# Exercise material:
____________________

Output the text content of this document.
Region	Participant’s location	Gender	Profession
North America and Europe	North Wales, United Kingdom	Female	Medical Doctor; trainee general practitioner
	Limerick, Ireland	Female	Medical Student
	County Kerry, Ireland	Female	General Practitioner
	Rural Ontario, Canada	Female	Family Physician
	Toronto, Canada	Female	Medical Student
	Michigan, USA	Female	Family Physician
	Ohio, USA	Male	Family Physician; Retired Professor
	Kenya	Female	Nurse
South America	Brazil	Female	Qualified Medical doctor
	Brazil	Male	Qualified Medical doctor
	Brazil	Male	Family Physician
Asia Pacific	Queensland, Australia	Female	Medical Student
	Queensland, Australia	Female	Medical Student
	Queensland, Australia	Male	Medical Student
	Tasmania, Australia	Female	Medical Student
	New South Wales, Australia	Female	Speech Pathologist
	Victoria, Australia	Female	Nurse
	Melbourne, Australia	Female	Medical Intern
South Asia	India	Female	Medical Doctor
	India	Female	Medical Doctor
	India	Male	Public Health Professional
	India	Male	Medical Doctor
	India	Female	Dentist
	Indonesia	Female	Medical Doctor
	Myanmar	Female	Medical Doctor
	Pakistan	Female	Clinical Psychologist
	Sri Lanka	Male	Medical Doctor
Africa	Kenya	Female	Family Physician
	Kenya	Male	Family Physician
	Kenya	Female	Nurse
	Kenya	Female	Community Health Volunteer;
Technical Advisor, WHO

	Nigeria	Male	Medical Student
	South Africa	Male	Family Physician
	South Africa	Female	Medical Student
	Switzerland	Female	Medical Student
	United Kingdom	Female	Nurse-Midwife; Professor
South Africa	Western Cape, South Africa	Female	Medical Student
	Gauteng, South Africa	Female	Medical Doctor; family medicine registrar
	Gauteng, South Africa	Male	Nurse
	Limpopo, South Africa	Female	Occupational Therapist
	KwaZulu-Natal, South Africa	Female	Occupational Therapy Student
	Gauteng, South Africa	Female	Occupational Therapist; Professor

____________________

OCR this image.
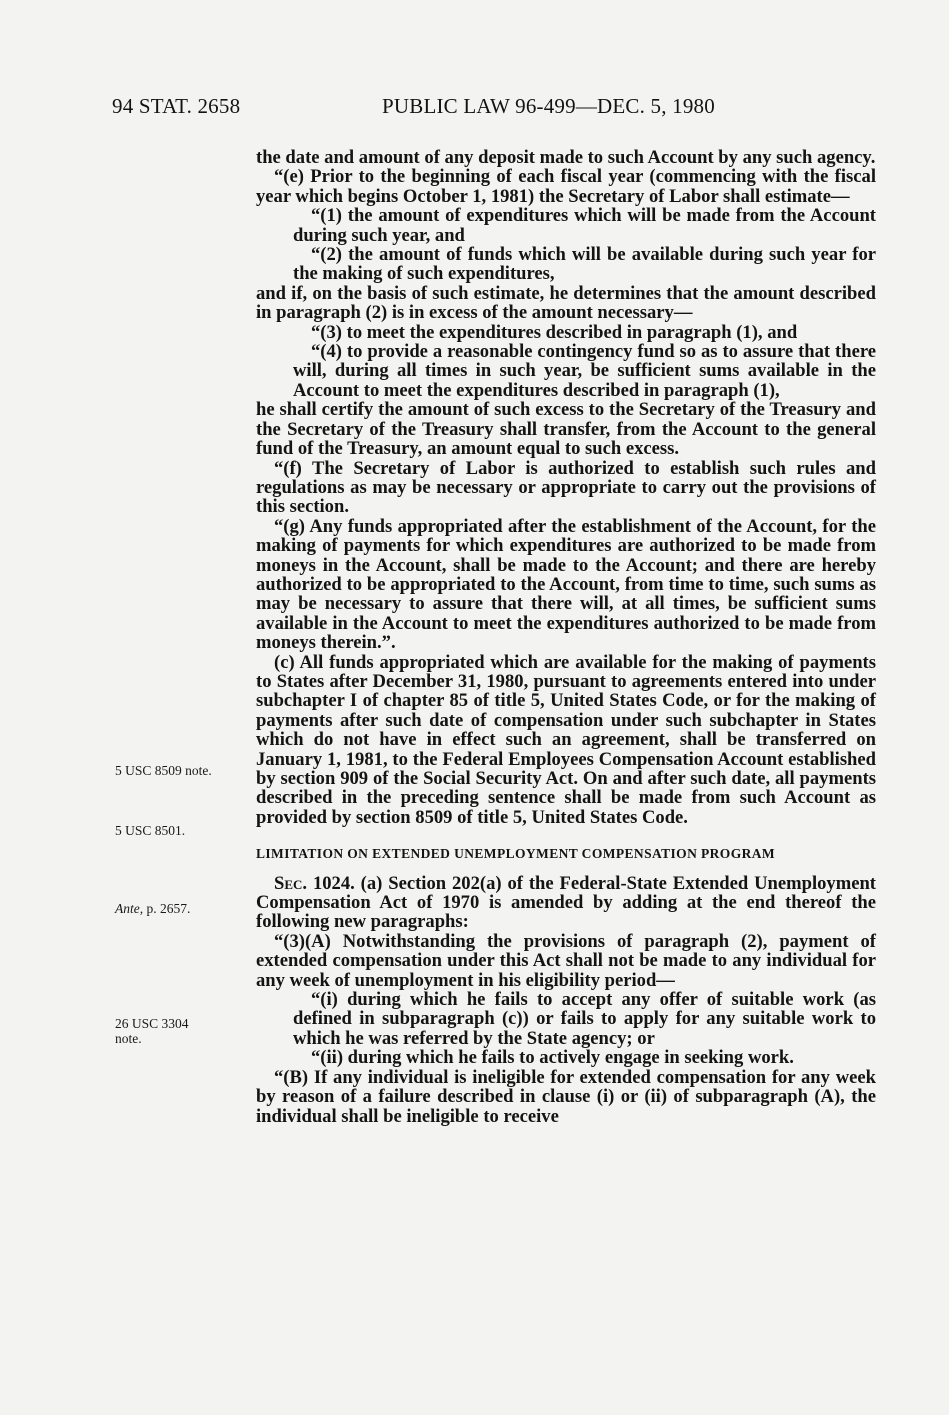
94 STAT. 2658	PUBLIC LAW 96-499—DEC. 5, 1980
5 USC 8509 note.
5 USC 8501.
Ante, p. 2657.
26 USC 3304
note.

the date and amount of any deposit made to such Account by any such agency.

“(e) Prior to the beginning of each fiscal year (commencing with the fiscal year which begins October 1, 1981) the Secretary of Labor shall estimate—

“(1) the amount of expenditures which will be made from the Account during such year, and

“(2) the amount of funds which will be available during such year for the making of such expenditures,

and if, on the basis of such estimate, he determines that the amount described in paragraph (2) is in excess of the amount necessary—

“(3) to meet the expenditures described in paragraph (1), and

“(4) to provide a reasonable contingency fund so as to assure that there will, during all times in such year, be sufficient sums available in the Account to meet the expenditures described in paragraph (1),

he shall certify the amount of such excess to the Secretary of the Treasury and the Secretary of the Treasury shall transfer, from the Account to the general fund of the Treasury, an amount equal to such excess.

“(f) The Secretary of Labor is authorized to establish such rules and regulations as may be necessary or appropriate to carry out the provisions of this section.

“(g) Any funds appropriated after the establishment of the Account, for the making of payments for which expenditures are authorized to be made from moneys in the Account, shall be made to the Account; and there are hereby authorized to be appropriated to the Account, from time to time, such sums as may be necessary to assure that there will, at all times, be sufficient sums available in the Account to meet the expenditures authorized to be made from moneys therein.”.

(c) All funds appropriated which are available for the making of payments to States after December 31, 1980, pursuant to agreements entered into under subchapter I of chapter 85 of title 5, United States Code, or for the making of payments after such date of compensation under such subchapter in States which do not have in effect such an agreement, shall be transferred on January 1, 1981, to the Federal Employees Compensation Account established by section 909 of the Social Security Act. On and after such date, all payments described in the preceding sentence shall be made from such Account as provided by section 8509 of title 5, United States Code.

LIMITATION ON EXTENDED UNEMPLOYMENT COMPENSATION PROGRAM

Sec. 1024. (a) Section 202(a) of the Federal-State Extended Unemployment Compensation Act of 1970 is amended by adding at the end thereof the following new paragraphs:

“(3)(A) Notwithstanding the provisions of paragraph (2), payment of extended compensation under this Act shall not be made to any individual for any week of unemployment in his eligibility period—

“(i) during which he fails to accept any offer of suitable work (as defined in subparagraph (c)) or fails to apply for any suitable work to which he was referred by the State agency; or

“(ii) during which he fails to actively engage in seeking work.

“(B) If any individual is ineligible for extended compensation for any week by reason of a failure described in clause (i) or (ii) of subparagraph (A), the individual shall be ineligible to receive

____________________

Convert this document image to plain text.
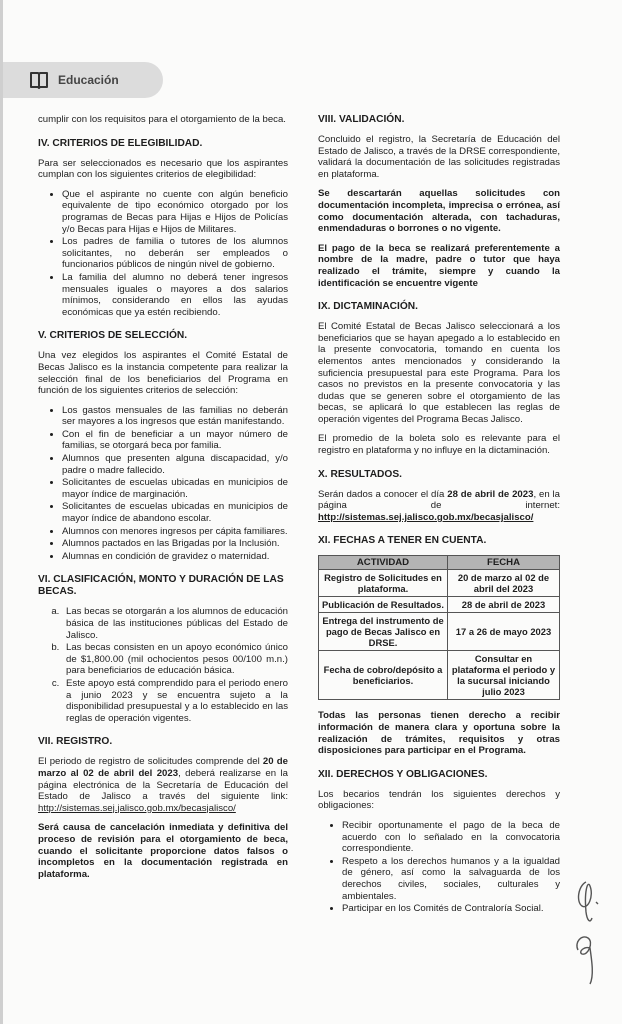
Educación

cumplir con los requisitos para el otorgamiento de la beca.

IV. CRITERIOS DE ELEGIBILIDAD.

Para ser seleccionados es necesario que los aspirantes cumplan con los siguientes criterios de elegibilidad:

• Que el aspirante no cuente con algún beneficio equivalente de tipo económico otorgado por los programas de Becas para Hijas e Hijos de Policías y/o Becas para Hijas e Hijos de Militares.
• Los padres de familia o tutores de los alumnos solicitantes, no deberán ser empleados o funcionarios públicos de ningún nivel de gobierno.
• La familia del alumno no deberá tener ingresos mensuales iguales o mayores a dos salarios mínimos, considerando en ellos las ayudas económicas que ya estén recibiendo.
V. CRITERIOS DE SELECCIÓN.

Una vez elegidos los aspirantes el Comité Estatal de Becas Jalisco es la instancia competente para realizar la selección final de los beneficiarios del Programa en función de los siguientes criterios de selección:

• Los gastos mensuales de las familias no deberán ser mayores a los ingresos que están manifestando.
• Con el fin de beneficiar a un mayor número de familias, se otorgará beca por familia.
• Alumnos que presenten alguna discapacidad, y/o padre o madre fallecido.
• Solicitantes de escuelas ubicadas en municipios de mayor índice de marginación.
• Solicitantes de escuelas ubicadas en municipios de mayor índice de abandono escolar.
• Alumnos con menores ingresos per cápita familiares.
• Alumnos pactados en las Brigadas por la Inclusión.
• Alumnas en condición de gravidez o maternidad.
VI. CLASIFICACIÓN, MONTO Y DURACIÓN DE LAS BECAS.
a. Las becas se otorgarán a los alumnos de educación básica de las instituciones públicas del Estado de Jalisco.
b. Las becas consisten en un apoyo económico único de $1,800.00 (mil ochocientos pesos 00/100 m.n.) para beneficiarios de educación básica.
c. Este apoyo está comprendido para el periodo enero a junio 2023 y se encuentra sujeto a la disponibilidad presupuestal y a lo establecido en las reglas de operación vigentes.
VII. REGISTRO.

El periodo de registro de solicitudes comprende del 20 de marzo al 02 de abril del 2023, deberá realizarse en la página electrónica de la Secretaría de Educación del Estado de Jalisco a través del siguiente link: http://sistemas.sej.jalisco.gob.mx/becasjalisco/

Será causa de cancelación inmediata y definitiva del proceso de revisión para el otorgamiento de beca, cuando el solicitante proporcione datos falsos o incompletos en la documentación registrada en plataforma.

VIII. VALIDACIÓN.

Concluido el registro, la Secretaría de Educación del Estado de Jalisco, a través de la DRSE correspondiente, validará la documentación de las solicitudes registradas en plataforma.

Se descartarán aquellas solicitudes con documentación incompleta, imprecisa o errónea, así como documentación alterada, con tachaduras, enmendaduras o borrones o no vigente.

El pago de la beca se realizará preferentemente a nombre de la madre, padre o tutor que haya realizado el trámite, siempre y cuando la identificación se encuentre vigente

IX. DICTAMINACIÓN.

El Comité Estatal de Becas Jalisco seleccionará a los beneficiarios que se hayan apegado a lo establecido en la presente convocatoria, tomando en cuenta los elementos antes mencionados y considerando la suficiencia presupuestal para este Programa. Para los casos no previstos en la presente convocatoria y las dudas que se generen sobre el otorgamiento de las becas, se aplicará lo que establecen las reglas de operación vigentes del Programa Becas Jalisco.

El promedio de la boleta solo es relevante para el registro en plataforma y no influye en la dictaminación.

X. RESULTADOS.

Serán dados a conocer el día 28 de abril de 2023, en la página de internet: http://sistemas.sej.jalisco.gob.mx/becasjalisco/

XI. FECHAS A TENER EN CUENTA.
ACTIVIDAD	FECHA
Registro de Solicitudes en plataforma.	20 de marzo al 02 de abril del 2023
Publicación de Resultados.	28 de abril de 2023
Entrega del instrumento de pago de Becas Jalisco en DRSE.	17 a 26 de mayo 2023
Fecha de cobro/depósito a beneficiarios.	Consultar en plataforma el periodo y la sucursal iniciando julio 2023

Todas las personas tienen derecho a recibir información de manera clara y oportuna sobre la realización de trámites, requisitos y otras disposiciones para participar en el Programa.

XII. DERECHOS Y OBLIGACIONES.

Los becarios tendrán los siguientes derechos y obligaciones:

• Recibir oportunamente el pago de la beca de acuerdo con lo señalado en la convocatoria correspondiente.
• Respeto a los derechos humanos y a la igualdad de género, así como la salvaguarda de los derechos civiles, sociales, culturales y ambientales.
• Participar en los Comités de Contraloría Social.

____________________

# To be done:
State only how many lines in the material include "cuando".

# Response to the task:
2